### Material provided ###
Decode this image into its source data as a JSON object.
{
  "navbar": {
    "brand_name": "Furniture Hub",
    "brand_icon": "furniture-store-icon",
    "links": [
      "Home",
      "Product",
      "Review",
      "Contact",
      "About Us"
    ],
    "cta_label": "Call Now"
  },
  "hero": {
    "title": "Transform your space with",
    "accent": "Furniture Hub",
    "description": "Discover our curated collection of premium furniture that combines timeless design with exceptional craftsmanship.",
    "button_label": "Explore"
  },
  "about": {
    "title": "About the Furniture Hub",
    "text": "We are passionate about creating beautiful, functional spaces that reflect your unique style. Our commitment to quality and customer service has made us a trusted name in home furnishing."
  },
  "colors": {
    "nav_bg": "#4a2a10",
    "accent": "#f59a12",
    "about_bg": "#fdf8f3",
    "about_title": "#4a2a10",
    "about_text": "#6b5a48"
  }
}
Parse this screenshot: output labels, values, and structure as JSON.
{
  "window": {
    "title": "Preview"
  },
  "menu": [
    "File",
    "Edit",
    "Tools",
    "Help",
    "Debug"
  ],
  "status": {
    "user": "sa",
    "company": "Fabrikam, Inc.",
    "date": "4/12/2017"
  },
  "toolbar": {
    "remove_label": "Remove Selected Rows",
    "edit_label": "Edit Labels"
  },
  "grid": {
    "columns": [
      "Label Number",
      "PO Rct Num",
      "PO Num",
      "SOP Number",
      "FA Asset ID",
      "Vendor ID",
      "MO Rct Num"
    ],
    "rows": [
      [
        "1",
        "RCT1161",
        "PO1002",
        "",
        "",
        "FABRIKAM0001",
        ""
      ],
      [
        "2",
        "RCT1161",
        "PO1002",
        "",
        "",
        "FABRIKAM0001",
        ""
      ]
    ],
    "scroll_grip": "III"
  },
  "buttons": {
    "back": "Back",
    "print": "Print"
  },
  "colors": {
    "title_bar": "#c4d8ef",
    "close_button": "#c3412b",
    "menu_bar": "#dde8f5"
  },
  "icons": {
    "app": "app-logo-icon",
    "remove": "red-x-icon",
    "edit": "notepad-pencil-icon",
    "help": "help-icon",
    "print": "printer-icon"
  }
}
###
Task description: Set down, word for word, every line from the line that holds "Parse this screenshot: output" to the end of the entries above, including both ends.

Exercise output:
Parse this screenshot: output labels, values, and structure as JSON.
{
  "window": {
    "title": "Preview"
  },
  "menu": [
    "File",
    "Edit",
    "Tools",
    "Help",
    "Debug"
  ],
  "status": {
    "user": "sa",
    "company": "Fabrikam, Inc.",
    "date": "4/12/2017"
  },
  "toolbar": {
    "remove_label": "Remove Selected Rows",
    "edit_label": "Edit Labels"
  },
  "grid": {
    "columns": [
      "Label Number",
      "PO Rct Num",
      "PO Num",
      "SOP Number",
      "FA Asset ID",
      "Vendor ID",
      "MO Rct Num"
    ],
    "rows": [
      [
        "1",
        "RCT1161",
        "PO1002",
        "",
        "",
        "FABRIKAM0001",
        ""
      ],
      [
        "2",
        "RCT1161",
        "PO1002",
        "",
        "",
        "FABRIKAM0001",
        ""
      ]
    ],
    "scroll_grip": "III"
  },
  "buttons": {
    "back": "Back",
    "print": "Print"
  },
  "colors": {
    "title_bar": "#c4d8ef",
    "close_button": "#c3412b",
    "menu_bar": "#dde8f5"
  },
  "icons": {
    "app": "app-logo-icon",
    "remove": "red-x-icon",
    "edit": "notepad-pencil-icon",
    "help": "help-icon",
    "print": "printer-icon"
  }
}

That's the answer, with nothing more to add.